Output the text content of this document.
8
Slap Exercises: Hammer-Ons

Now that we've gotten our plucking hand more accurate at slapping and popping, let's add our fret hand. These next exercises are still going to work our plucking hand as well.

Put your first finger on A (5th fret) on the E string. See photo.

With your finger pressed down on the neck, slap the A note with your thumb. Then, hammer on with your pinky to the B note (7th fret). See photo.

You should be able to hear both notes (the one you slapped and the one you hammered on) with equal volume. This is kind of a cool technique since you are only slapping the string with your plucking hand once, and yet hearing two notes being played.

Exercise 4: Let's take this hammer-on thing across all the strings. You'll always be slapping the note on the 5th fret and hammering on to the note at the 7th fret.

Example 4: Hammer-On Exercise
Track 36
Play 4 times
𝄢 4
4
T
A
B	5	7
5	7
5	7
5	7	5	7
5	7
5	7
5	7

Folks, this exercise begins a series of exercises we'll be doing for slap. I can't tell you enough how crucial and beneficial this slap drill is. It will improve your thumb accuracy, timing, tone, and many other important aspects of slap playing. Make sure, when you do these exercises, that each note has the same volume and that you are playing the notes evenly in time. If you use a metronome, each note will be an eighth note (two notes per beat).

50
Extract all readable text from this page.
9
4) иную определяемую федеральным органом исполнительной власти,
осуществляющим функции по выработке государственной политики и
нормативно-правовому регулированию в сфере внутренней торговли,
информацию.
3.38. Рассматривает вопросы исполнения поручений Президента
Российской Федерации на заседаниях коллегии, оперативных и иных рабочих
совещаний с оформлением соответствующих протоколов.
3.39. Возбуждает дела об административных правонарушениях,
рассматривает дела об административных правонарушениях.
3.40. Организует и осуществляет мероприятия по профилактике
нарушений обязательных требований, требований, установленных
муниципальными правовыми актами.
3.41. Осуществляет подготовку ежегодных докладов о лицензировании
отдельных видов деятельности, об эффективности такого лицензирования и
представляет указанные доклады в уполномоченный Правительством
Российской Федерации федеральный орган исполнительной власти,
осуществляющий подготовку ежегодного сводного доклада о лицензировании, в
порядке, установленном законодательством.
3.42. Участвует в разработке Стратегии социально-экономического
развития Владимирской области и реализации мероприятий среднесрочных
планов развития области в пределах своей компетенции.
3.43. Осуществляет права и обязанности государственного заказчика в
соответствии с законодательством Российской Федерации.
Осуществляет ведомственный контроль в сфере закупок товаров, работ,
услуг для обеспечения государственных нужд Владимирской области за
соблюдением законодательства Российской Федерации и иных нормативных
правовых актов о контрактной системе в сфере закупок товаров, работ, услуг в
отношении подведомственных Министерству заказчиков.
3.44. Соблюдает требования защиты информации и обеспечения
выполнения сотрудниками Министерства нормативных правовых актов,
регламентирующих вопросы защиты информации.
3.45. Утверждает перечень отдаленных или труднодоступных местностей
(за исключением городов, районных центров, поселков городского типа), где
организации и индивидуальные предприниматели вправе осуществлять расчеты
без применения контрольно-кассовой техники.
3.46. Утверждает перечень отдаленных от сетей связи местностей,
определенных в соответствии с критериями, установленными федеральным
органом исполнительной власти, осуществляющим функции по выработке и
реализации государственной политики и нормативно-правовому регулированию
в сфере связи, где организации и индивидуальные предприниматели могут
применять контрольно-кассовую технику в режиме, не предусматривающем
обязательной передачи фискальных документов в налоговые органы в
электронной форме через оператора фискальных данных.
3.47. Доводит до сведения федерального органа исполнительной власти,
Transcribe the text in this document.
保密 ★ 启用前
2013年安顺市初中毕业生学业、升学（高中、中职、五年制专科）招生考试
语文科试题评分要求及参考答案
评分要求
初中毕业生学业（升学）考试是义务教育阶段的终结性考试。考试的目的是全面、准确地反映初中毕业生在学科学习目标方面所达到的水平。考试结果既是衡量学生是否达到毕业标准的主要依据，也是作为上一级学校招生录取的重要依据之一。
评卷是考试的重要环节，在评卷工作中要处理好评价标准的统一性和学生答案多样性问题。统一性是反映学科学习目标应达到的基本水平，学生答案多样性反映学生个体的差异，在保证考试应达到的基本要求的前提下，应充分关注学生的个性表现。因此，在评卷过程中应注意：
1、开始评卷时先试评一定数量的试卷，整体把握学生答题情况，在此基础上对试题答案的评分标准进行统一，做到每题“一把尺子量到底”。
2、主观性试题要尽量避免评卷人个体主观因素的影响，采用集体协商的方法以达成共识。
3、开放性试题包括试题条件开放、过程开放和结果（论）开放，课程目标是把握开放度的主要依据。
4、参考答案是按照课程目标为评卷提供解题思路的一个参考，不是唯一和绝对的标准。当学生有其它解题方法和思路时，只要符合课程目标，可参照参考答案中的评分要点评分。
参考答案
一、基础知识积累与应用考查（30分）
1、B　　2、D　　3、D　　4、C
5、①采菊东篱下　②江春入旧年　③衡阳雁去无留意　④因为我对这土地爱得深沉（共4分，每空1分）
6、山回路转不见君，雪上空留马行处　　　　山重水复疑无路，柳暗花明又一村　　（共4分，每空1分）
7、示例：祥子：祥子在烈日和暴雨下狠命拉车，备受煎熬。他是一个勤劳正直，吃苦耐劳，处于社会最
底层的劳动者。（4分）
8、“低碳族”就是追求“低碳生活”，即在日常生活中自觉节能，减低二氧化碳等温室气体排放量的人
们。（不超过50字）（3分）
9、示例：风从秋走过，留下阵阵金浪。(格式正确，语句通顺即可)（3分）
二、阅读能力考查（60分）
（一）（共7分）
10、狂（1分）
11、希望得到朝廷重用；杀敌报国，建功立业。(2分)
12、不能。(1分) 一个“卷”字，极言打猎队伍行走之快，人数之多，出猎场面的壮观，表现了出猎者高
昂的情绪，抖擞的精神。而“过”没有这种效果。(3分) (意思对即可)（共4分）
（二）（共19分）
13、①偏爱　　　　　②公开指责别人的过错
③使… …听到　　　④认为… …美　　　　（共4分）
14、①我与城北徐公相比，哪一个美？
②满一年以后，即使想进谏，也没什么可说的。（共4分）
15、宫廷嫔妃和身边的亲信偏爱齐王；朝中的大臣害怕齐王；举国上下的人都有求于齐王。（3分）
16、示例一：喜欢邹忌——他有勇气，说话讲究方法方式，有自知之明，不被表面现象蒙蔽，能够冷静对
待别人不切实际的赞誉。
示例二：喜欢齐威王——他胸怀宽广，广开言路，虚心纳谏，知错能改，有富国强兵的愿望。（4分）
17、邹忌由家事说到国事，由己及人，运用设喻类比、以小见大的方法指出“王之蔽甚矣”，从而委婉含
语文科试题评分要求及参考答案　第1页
--
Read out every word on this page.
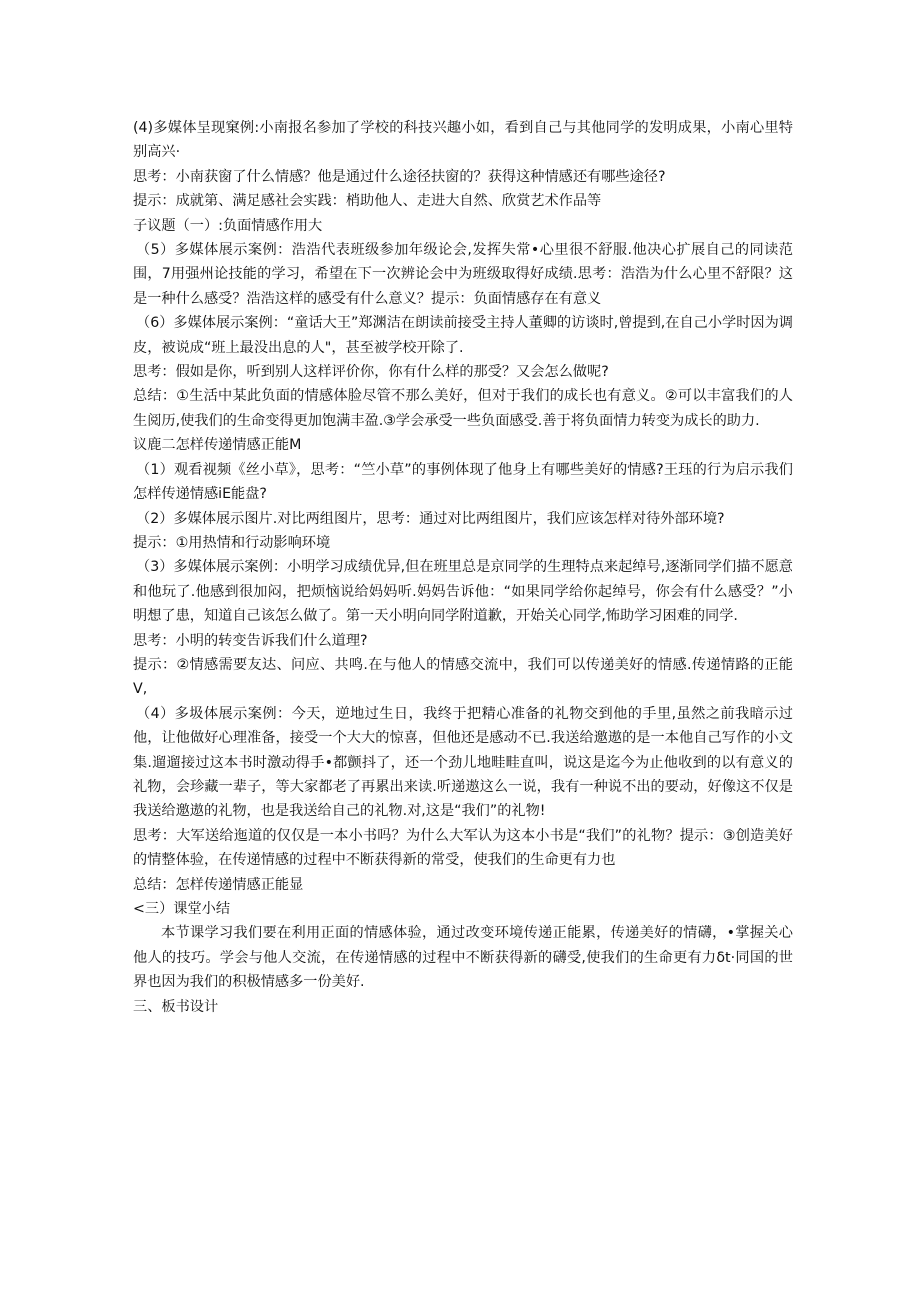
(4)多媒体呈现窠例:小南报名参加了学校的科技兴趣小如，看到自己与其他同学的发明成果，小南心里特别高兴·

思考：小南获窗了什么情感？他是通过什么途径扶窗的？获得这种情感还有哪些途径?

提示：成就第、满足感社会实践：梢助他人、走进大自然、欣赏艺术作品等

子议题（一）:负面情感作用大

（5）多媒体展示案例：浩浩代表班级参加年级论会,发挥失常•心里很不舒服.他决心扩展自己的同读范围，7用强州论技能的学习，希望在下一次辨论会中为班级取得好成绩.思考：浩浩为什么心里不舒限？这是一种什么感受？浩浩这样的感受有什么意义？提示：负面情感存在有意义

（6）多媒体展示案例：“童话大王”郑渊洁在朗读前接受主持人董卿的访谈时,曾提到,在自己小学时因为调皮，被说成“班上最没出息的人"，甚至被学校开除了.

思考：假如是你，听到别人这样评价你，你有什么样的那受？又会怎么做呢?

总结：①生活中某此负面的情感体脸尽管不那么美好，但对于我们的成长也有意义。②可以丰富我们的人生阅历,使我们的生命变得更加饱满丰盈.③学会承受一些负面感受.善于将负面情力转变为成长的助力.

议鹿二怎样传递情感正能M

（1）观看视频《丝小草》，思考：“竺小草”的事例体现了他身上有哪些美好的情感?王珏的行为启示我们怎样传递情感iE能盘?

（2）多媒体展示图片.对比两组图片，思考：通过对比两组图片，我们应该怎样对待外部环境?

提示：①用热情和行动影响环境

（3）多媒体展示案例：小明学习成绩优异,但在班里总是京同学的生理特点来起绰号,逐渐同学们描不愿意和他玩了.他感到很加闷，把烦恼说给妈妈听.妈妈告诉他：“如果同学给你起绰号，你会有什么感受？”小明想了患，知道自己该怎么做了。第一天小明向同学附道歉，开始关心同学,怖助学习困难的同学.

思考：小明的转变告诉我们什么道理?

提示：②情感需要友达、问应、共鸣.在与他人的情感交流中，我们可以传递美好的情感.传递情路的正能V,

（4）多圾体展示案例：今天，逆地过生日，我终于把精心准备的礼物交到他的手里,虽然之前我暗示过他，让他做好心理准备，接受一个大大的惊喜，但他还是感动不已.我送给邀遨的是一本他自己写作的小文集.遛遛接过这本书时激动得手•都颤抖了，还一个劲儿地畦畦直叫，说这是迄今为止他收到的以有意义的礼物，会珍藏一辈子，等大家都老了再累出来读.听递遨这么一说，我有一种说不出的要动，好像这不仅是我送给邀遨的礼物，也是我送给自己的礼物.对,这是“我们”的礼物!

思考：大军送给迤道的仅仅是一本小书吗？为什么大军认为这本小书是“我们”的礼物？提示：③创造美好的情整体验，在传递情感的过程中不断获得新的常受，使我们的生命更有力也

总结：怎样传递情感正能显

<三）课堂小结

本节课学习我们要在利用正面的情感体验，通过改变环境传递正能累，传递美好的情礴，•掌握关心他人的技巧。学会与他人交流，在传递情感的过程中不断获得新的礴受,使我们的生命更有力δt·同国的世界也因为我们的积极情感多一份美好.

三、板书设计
---
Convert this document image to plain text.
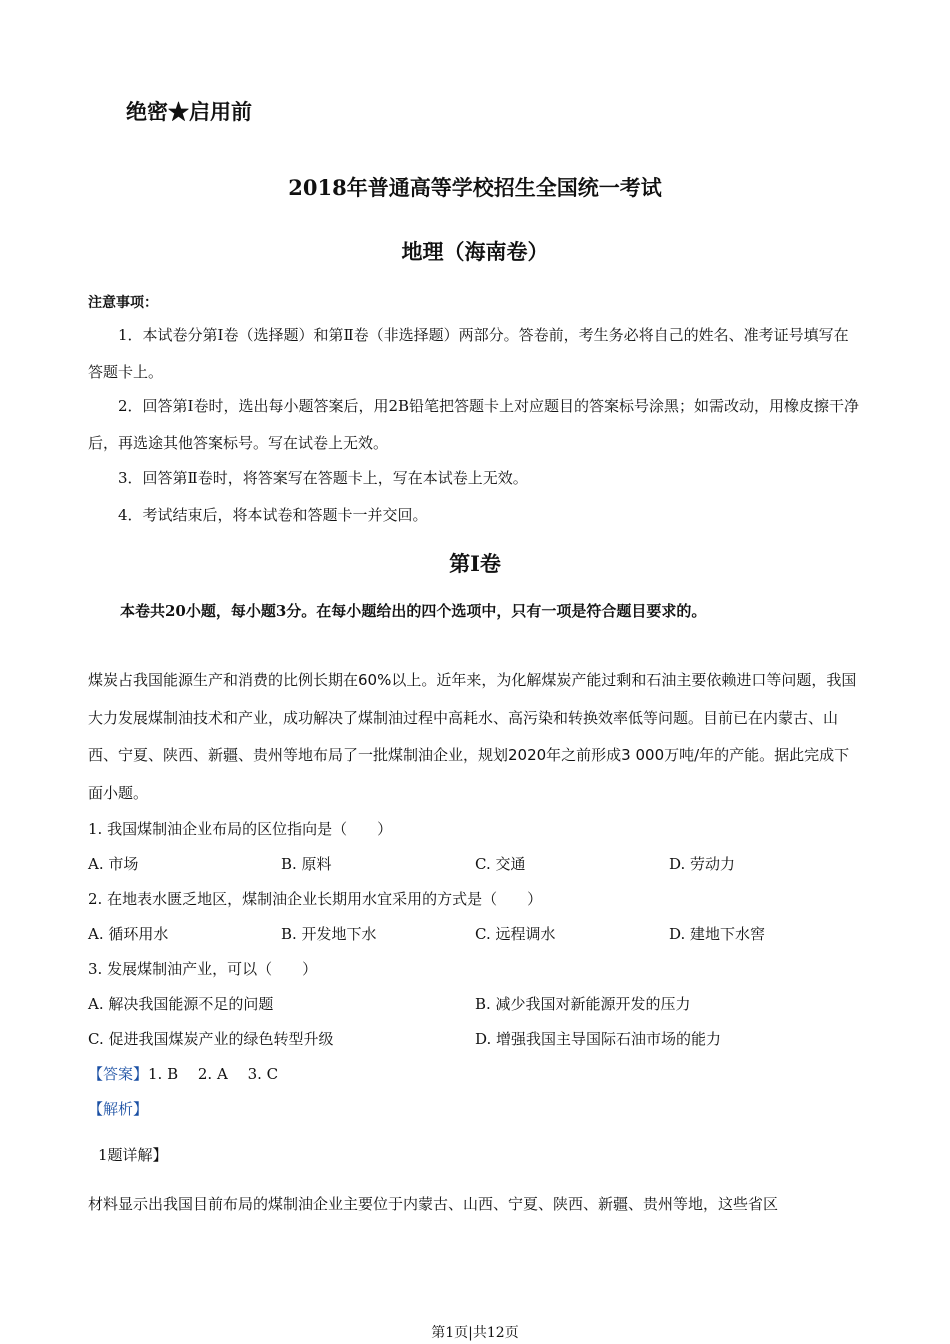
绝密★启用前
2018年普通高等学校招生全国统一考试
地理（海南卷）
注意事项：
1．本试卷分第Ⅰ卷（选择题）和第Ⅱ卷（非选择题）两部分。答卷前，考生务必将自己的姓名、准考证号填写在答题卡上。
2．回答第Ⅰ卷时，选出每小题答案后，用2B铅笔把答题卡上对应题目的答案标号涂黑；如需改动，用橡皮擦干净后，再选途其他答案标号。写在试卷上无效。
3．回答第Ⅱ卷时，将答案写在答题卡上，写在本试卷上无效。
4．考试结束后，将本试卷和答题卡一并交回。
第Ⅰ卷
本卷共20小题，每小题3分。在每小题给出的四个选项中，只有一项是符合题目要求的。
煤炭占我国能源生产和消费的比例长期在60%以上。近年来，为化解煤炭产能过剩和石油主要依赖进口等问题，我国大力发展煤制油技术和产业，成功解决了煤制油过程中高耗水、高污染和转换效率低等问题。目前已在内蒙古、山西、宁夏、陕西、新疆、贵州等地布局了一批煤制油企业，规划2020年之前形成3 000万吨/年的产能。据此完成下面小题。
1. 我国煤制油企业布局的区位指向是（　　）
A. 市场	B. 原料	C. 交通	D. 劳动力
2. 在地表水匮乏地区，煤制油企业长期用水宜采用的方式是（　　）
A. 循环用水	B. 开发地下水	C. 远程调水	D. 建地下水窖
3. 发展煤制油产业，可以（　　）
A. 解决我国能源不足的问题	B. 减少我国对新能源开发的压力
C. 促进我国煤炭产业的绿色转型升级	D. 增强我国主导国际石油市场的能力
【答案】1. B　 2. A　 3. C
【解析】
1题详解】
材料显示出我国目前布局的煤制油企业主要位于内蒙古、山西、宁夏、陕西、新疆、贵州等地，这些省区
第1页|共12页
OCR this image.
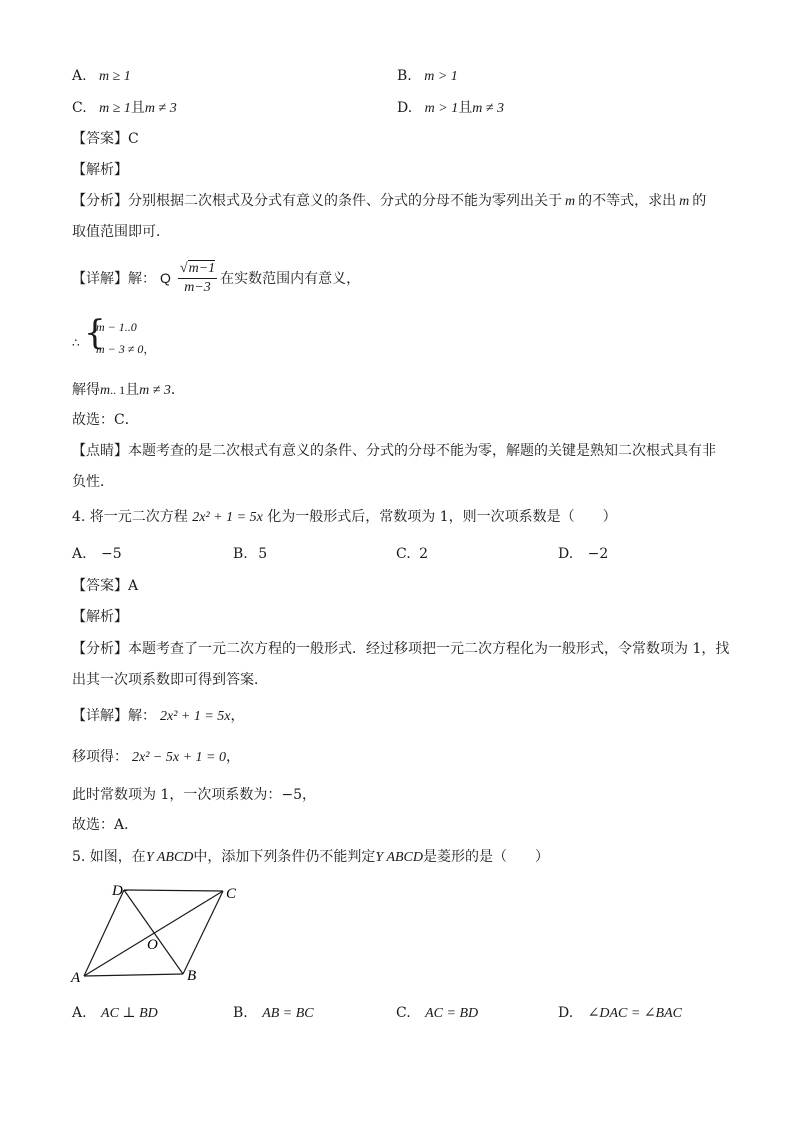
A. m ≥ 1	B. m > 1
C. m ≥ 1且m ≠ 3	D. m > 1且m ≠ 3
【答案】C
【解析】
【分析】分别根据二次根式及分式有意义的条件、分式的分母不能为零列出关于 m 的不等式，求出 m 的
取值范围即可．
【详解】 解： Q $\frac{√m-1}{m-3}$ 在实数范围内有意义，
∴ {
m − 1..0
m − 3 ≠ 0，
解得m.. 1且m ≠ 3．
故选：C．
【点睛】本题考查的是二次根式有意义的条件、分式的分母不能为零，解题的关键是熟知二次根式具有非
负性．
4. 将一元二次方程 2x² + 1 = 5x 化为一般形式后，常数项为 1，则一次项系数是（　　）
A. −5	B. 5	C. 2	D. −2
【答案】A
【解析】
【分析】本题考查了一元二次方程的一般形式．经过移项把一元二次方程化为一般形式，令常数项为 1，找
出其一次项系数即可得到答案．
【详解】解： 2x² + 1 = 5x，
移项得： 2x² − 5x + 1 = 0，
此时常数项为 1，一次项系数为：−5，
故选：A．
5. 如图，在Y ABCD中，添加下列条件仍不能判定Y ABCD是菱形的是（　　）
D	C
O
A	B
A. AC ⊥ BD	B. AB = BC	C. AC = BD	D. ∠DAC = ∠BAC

* GIVEN TASK
Go through the listing above and return every line where the word "функции" occurs.

* THE COMPLETED TASK
осуществляющим функции по выработке государственной политики и
органом исполнительной власти, осуществляющим функции по выработке и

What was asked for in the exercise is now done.